Closed Ortovoxx closed 3 years ago
Yes, that is true. Caching results is necessary to keep the API from crashing under high load. The current implementation is not easily scalable and does not fail gracefully in case of errors.
There is no way to turn the cache off from a request perspective at this point. I could lower the cache a bit to something like 1 minute. Having a lower cache does not make much sense compared to the time it takes to execute 'steamcmd' commands and taking cache at Steam itself into account.
Would a cache of 1 minute solve it for now? Besides that I want to rewrite the API and split the engine into separate workers (that allow for scaling). Until then you can always host the API yourself by running the code or use the official Docker image.
It makes sense why you have added it I understand.
A 1 minute cache would solve the problem temporarily until I can get the docker image up and running myself which seems to be the only solution as I only need data ( actually just the build IDs ) from 2 specific apps.
The worker solution does sound like the best bet. I assume this means implement some sort of queue to queue incoming requests from the api and then the worker will handle those requests as and when they can.
Thank you for providing the service. Do let me know if I can help in any way.
Cool, 1 minute should probably still be high enough still to avoid crashing the API. In PR https://github.com/steamcmd/api/pull/21 the cache has been lowered to 1 minute (and will automatically be applied to the live API).
And I understand. If the API would be stable enough with a lower cache TTL I woud lower it but it kept crashing way too much. The steamcmd
command that is run with every request is a pretty slow process which makes every request pretty resource intensive. Let me know if you need helping hosting your own instance of the API. I would be happy to help out.
Thank you for your recognition :)

Recorded data:
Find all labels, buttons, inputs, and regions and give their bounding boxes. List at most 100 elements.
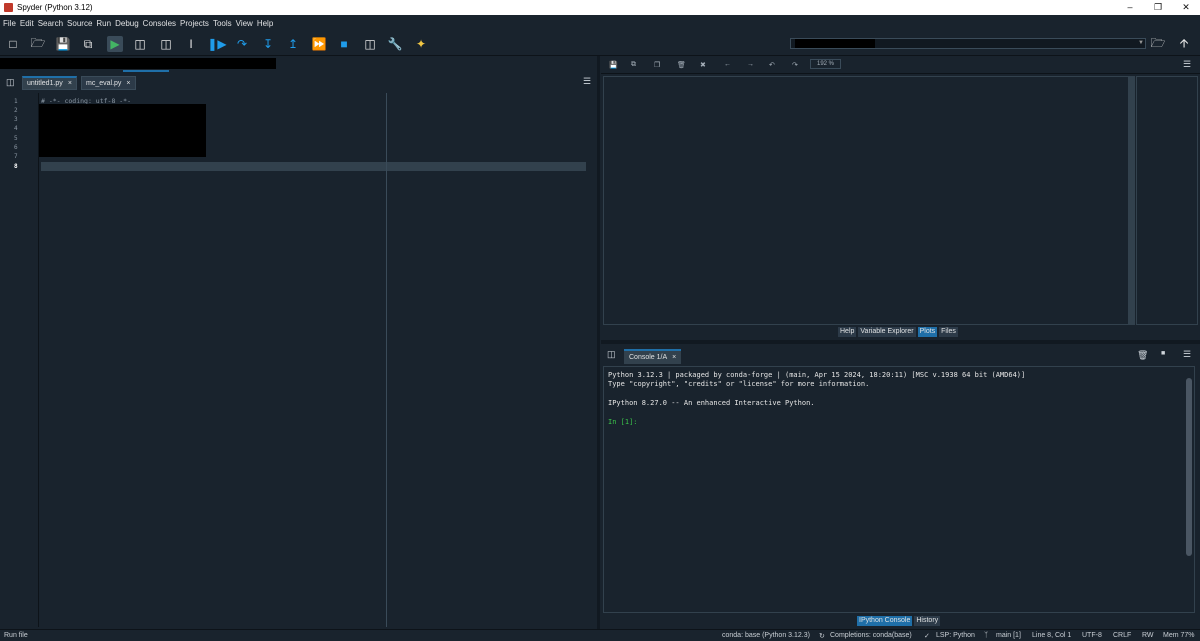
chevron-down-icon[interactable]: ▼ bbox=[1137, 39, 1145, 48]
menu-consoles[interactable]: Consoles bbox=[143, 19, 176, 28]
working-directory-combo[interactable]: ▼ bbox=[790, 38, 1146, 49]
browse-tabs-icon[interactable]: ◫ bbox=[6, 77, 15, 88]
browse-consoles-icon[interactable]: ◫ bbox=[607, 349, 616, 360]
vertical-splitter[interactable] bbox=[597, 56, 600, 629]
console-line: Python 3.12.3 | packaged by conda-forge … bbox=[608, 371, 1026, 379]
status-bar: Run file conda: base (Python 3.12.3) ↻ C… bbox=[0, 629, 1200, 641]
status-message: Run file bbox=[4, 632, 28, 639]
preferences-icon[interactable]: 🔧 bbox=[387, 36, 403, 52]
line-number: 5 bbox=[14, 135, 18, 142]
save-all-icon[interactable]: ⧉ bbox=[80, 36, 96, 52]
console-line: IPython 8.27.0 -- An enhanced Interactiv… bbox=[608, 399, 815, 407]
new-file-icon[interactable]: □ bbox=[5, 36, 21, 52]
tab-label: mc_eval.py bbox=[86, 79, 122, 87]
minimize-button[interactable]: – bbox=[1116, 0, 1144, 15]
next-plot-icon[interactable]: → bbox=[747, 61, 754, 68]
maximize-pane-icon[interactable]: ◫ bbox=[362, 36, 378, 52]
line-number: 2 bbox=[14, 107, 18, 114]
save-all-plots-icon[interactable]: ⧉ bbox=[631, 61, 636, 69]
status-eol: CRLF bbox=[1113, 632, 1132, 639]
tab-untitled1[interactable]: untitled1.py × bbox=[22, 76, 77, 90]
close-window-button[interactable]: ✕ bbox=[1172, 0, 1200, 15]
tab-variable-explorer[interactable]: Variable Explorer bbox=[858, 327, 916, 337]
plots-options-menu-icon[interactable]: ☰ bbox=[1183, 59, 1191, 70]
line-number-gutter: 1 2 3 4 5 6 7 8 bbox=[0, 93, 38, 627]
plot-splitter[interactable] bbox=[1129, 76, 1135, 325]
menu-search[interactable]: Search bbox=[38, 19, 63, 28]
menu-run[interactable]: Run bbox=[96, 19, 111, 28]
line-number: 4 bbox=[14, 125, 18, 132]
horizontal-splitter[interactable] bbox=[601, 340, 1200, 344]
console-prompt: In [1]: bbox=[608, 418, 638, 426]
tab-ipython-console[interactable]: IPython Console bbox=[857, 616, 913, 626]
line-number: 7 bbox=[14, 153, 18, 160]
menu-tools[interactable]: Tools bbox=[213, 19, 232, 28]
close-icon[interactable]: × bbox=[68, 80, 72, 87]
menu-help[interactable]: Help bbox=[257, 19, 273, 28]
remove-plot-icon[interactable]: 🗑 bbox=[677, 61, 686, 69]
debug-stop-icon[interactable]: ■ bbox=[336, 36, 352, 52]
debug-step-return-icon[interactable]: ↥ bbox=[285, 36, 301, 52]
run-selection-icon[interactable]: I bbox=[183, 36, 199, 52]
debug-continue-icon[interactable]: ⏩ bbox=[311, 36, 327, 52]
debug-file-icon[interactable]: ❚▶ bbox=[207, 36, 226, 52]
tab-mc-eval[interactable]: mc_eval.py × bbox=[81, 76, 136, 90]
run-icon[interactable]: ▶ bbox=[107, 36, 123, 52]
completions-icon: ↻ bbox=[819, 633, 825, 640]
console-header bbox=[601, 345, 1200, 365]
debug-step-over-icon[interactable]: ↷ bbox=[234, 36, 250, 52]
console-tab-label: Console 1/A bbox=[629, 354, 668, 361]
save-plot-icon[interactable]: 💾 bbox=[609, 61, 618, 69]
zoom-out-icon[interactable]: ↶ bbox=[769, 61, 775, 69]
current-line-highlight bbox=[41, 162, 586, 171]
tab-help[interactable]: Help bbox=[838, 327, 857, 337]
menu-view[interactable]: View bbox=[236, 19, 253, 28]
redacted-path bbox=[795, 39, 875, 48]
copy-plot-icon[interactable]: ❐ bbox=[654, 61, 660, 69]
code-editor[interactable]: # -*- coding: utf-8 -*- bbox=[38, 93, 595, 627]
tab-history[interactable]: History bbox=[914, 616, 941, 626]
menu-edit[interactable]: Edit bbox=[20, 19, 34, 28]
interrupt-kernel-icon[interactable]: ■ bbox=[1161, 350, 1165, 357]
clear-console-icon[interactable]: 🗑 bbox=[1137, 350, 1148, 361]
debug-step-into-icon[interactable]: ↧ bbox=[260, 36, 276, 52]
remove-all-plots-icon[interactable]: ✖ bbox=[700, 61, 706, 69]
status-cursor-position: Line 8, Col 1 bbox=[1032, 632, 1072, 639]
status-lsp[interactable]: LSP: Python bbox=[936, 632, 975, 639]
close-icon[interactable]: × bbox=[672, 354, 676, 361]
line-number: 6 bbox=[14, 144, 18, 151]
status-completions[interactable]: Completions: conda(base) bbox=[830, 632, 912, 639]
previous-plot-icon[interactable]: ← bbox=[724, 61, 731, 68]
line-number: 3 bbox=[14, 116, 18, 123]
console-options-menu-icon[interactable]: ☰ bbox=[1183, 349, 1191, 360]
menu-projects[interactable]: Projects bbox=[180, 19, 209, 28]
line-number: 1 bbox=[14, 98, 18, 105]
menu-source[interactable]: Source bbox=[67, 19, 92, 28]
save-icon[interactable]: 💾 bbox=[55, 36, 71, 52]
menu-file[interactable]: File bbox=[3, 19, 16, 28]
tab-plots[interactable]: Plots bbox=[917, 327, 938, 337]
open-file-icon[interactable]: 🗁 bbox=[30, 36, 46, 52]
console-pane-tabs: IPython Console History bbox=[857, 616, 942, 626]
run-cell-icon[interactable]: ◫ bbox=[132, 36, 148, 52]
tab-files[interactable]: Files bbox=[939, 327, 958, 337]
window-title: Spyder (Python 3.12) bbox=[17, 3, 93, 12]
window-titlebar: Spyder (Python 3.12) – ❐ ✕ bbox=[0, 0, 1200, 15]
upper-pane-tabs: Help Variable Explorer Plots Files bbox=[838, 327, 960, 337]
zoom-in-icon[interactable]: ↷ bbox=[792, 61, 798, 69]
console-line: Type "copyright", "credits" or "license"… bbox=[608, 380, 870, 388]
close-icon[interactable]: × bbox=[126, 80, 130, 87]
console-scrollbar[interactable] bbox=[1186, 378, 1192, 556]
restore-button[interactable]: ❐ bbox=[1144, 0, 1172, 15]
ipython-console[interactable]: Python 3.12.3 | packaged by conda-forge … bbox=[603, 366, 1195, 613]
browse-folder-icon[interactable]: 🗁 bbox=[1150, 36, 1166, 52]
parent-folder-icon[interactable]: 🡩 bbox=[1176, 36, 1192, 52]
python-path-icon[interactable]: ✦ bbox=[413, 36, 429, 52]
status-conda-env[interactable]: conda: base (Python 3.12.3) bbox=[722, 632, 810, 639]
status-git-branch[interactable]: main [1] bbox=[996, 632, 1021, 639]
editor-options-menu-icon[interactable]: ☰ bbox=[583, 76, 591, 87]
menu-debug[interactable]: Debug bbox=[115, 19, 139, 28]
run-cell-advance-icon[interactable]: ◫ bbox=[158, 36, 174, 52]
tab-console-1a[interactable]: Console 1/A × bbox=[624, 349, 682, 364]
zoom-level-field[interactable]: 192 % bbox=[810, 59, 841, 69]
==
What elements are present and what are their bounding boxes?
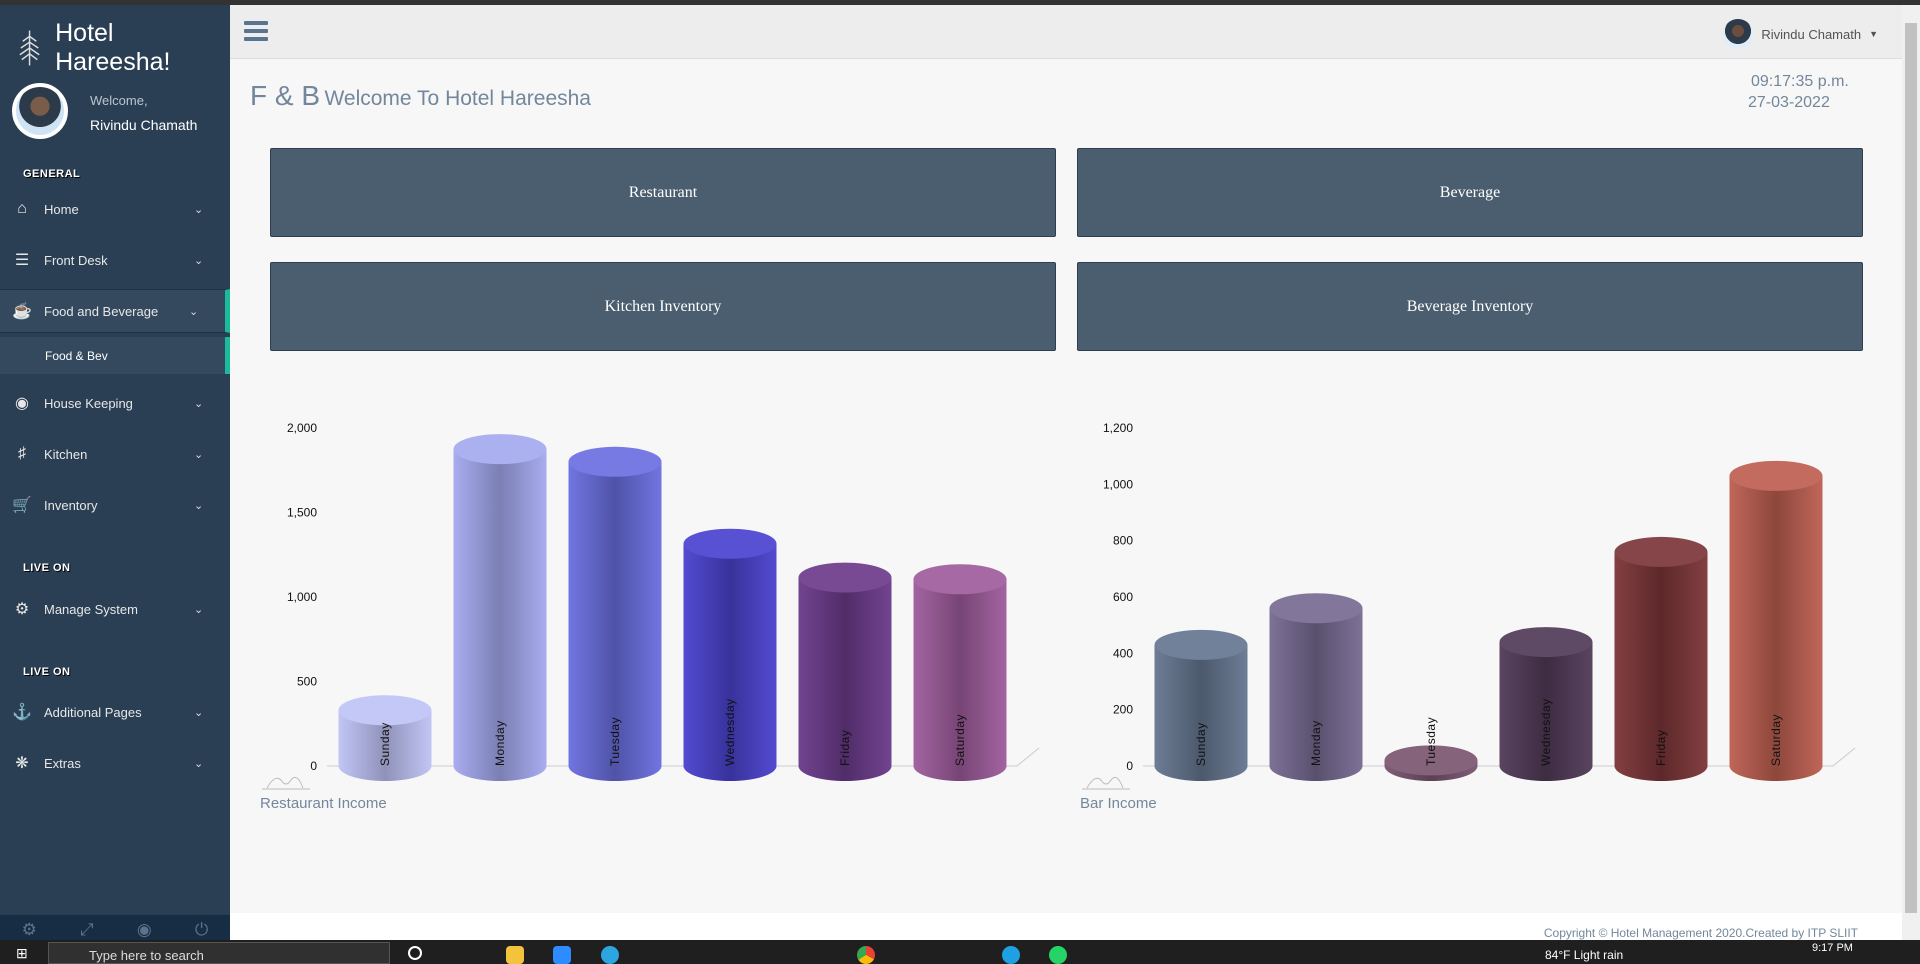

Aim A:
In the cache thread, what cache duration was the API lowered to?
Aim B:
Write out the part of the cache thread that opens with the words containing "A 1 minute cache" and closes with "in any way.".
The material has no role here.

Final result A:
The cache was lowered to 1 minute.

Final result B:
A 1 minute cache would solve the problem temporarily until I can get the docker image up and running myself which seems to be the only solution as I only need data ( actually just the build IDs ) from 2 specific apps.
The worker solution does sound like the best bet. I assume this means implement some sort of queue to queue incoming requests from the api and then the worker will handle those requests as and when they can.
Thank you for providing the service. Do let me know if I can help in any way.